## Set task
Repeat the lines below word for word, starting with the first line and going on through the line that contains "Extract all elements", and leave the pictures out of your answer.

Stored data entries
____________

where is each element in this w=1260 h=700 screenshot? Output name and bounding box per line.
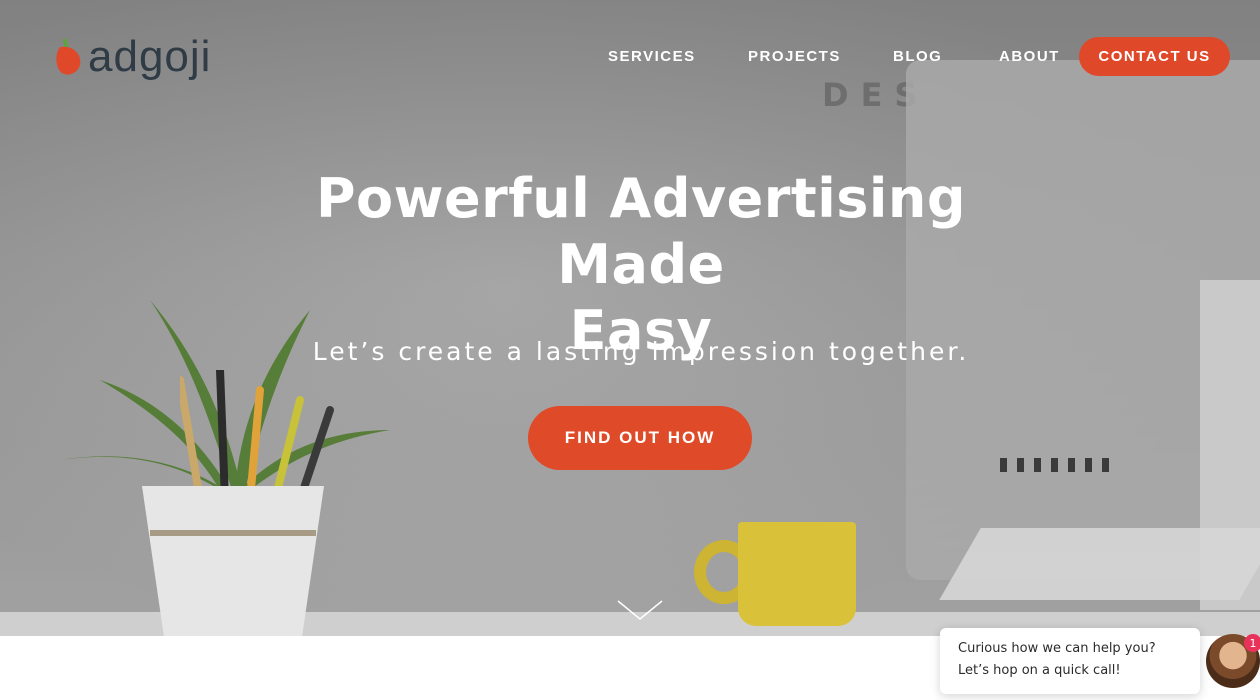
chat-message-bubble[interactable]: Curious how we can help you? Let’s hop o… xyxy=(940,628,1200,694)
plant-pot-illustration xyxy=(142,486,324,636)
chili-logo-icon xyxy=(56,38,81,75)
mug-illustration xyxy=(738,522,856,626)
logo-wordmark: adgoji xyxy=(88,32,212,81)
pot-twine-illustration xyxy=(150,530,316,536)
find-out-how-label: FIND OUT HOW xyxy=(564,428,716,447)
keyboard-illustration xyxy=(939,528,1260,600)
nav-blog[interactable]: BLOG xyxy=(893,48,942,66)
hero-subheadline: Let’s create a lasting impression togeth… xyxy=(312,337,970,366)
find-out-how-button[interactable]: FIND OUT HOW xyxy=(528,406,752,470)
nav-projects[interactable]: PROJECTS xyxy=(748,48,841,66)
adgoji-logo[interactable]: adgoji xyxy=(54,34,228,80)
nav-services[interactable]: SERVICES xyxy=(608,48,696,66)
contact-us-label: CONTACT US xyxy=(1098,48,1211,65)
chat-unread-badge: 1 xyxy=(1244,634,1260,652)
hero-headline-line1: Powerful Advertising Made xyxy=(315,167,967,296)
ports-illustration xyxy=(1000,458,1119,477)
chevron-down-icon[interactable] xyxy=(616,598,664,624)
pencils-illustration xyxy=(180,370,334,500)
contact-us-button[interactable]: CONTACT US xyxy=(1079,37,1230,76)
nav-about[interactable]: ABOUT xyxy=(999,48,1060,66)
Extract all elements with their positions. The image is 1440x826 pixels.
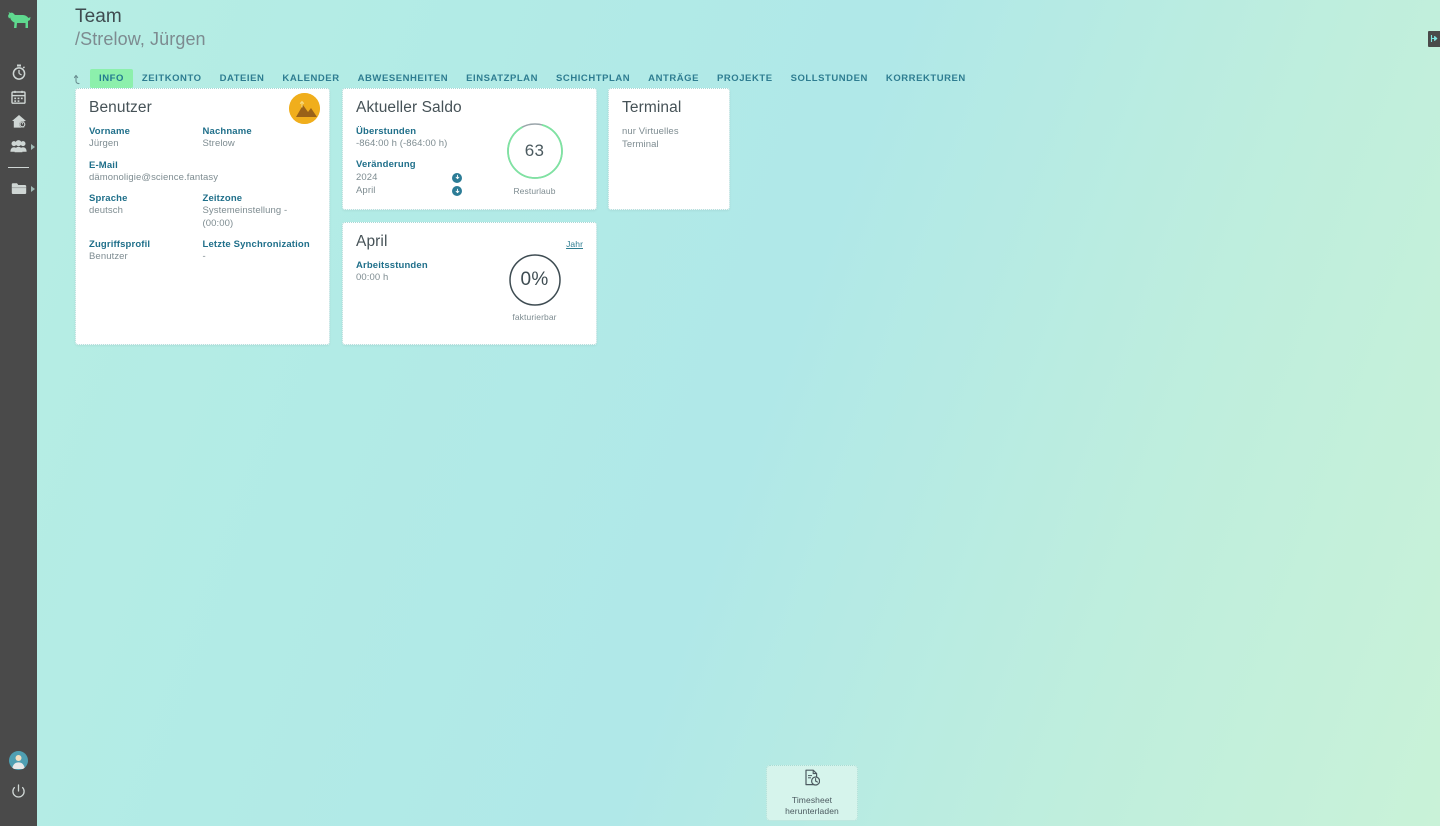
folder-icon bbox=[11, 182, 27, 195]
power-button[interactable] bbox=[11, 784, 26, 804]
veraenderung-label: Veränderung bbox=[356, 158, 416, 170]
sidebar-item-team[interactable] bbox=[0, 134, 37, 159]
download-circle-icon[interactable] bbox=[452, 186, 462, 197]
field-row-email: E-Mail dämonoligie@science.fantasy bbox=[89, 159, 316, 185]
people-icon bbox=[10, 140, 27, 153]
tab-bar: INFO ZEITKONTO DATEIEN KALENDER ABWESENH… bbox=[74, 69, 975, 88]
field-zugriffsprofil: Zugriffsprofil Benutzer bbox=[89, 238, 203, 264]
ueberstunden-label: Überstunden bbox=[356, 126, 417, 137]
tab-schichtplan[interactable]: SCHICHTPLAN bbox=[547, 69, 639, 88]
field-value: Benutzer bbox=[89, 251, 128, 262]
user-avatar-icon[interactable] bbox=[9, 751, 28, 770]
chevron-right-icon bbox=[1430, 30, 1438, 48]
sidebar-item-projects[interactable] bbox=[0, 176, 37, 201]
fakturierbar-ring: 0% bbox=[508, 253, 562, 307]
download-timesheet-button[interactable]: Timesheet herunterladen bbox=[766, 765, 858, 821]
tab-projekte[interactable]: PROJEKTE bbox=[708, 69, 782, 88]
home-clock-icon bbox=[11, 114, 27, 129]
terminal-card: Terminal nur Virtuelles Terminal bbox=[608, 88, 730, 210]
page-title: Team bbox=[75, 6, 122, 27]
ueberstunden-value: -864:00 h (-864:00 h) bbox=[356, 138, 448, 149]
resturlaub-caption: Resturlaub bbox=[513, 186, 556, 196]
tab-einsatzplan[interactable]: EINSATZPLAN bbox=[457, 69, 547, 88]
sidebar-item-stopwatch[interactable] bbox=[0, 59, 37, 84]
field-letzte-sync: Letzte Synchronization - bbox=[203, 238, 317, 264]
download-label-line1: Timesheet bbox=[791, 795, 833, 805]
field-nachname: Nachname Strelow bbox=[203, 125, 317, 151]
field-label: Vorname bbox=[89, 126, 130, 137]
benutzer-card: Benutzer Vorname Jürgen Nachname Strelow… bbox=[75, 88, 330, 345]
month-label: April bbox=[356, 185, 376, 196]
resturlaub-ring: 63 bbox=[505, 121, 565, 181]
field-label: Letzte Synchronization bbox=[202, 239, 310, 250]
main-sidebar bbox=[0, 0, 37, 826]
user-photo-avatar[interactable] bbox=[289, 93, 320, 124]
terminal-text: nur Virtuelles Terminal bbox=[622, 126, 679, 150]
download-label-line2: herunterladen bbox=[785, 806, 839, 816]
resturlaub-value: 63 bbox=[524, 141, 545, 160]
veraenderung-month-row: April bbox=[356, 185, 462, 198]
sidebar-item-home[interactable] bbox=[0, 109, 37, 134]
veraenderung-year-row: 2024 bbox=[356, 172, 462, 185]
field-label: Nachname bbox=[202, 126, 252, 137]
document-clock-icon bbox=[804, 769, 821, 792]
tab-sollstunden[interactable]: SOLLSTUNDEN bbox=[782, 69, 877, 88]
field-row-name: Vorname Jürgen Nachname Strelow bbox=[89, 125, 316, 151]
field-label: Zeitzone bbox=[202, 193, 243, 204]
sidebar-nav bbox=[0, 59, 37, 201]
aktueller-saldo-card: Aktueller Saldo Überstunden -864:00 h (-… bbox=[342, 88, 597, 210]
tab-info[interactable]: INFO bbox=[90, 69, 133, 88]
page-subtitle: /Strelow, Jürgen bbox=[75, 29, 206, 49]
dog-logo-icon bbox=[6, 10, 32, 37]
history-back-icon[interactable] bbox=[74, 74, 84, 85]
arbeitsstunden-label: Arbeitsstunden bbox=[356, 260, 428, 271]
field-sprache: Sprache deutsch bbox=[89, 192, 203, 230]
right-panel-toggle[interactable] bbox=[1428, 31, 1440, 47]
field-row-profile: Zugriffsprofil Benutzer Letzte Synchroni… bbox=[89, 238, 316, 264]
tab-kalender[interactable]: KALENDER bbox=[273, 69, 348, 88]
chevron-right-icon bbox=[31, 185, 35, 192]
field-label: E-Mail bbox=[89, 159, 118, 171]
stopwatch-icon bbox=[12, 64, 26, 80]
field-zeitzone: Zeitzone Systemeinstellung - (00:00) bbox=[203, 192, 317, 230]
tab-korrekturen[interactable]: KORREKTUREN bbox=[877, 69, 975, 88]
field-value: deutsch bbox=[89, 205, 123, 216]
field-value: - bbox=[202, 251, 206, 262]
fakturierbar-value: 0% bbox=[520, 269, 549, 290]
benutzer-fields: Vorname Jürgen Nachname Strelow E-Mail d… bbox=[76, 117, 329, 264]
download-button-label: Timesheet herunterladen bbox=[785, 795, 839, 817]
tab-zeitkonto[interactable]: ZEITKONTO bbox=[133, 69, 211, 88]
benutzer-card-title: Benutzer bbox=[89, 99, 152, 116]
sidebar-item-calendar[interactable] bbox=[0, 84, 37, 109]
field-label: Zugriffsprofil bbox=[89, 239, 151, 250]
field-row-locale: Sprache deutsch Zeitzone Systemeinstellu… bbox=[89, 192, 316, 230]
field-label: Sprache bbox=[89, 193, 128, 204]
sidebar-bottom-actions bbox=[0, 751, 37, 804]
tab-dateien[interactable]: DATEIEN bbox=[211, 69, 274, 88]
jahr-link[interactable]: Jahr bbox=[566, 239, 583, 249]
sidebar-divider bbox=[8, 167, 29, 168]
saldo-card-title: Aktueller Saldo bbox=[356, 99, 462, 116]
app-logo[interactable] bbox=[0, 3, 37, 43]
field-email: E-Mail dämonoligie@science.fantasy bbox=[89, 159, 316, 185]
download-circle-icon[interactable] bbox=[452, 172, 462, 183]
year-label: 2024 bbox=[356, 171, 378, 183]
april-card: April Jahr Arbeitsstunden 00:00 h 0% fak… bbox=[342, 222, 597, 345]
field-value: dämonoligie@science.fantasy bbox=[89, 171, 219, 183]
field-value: Systemeinstellung - (00:00) bbox=[202, 205, 288, 229]
arbeitsstunden-value: 00:00 h bbox=[356, 272, 389, 283]
chevron-right-icon bbox=[31, 143, 35, 150]
april-card-title: April bbox=[356, 233, 388, 250]
field-value: Strelow bbox=[202, 138, 235, 149]
field-vorname: Vorname Jürgen bbox=[89, 125, 203, 151]
field-value: Jürgen bbox=[89, 138, 119, 149]
calendar-icon bbox=[11, 90, 26, 104]
fakturierbar-caption: fakturierbar bbox=[512, 312, 557, 322]
tab-antraege[interactable]: ANTRÄGE bbox=[639, 69, 708, 88]
page-header: Team /Strelow, Jürgen bbox=[75, 6, 206, 50]
terminal-card-title: Terminal bbox=[622, 99, 682, 116]
tab-abwesenheiten[interactable]: ABWESENHEITEN bbox=[349, 69, 458, 88]
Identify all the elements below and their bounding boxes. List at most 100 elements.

____________

## Solution to the exercise
where is each element in this w=1260 h=700 screenshot? Output name and bounding box per line.
chat-message-bubble[interactable]: Curious how we can help you? Let’s hop o… xyxy=(940,628,1200,694)
plant-pot-illustration xyxy=(142,486,324,636)
chili-logo-icon xyxy=(56,38,81,75)
mug-illustration xyxy=(738,522,856,626)
logo-wordmark: adgoji xyxy=(88,32,212,81)
pot-twine-illustration xyxy=(150,530,316,536)
find-out-how-label: FIND OUT HOW xyxy=(564,428,716,447)
keyboard-illustration xyxy=(939,528,1260,600)
nav-blog[interactable]: BLOG xyxy=(893,48,942,66)
hero-subheadline: Let’s create a lasting impression togeth… xyxy=(312,337,970,366)
find-out-how-button[interactable]: FIND OUT HOW xyxy=(528,406,752,470)
nav-projects[interactable]: PROJECTS xyxy=(748,48,841,66)
adgoji-logo[interactable]: adgoji xyxy=(54,34,228,80)
nav-services[interactable]: SERVICES xyxy=(608,48,696,66)
contact-us-label: CONTACT US xyxy=(1098,48,1211,65)
chat-unread-badge: 1 xyxy=(1244,634,1260,652)
hero-headline-line1: Powerful Advertising Made xyxy=(315,167,967,296)
ports-illustration xyxy=(1000,458,1119,477)
chevron-down-icon[interactable] xyxy=(616,598,664,624)
pencils-illustration xyxy=(180,370,334,500)
contact-us-button[interactable]: CONTACT US xyxy=(1079,37,1230,76)
nav-about[interactable]: ABOUT xyxy=(999,48,1060,66)
Extract all elements with their positions. The image is 1440x826 pixels.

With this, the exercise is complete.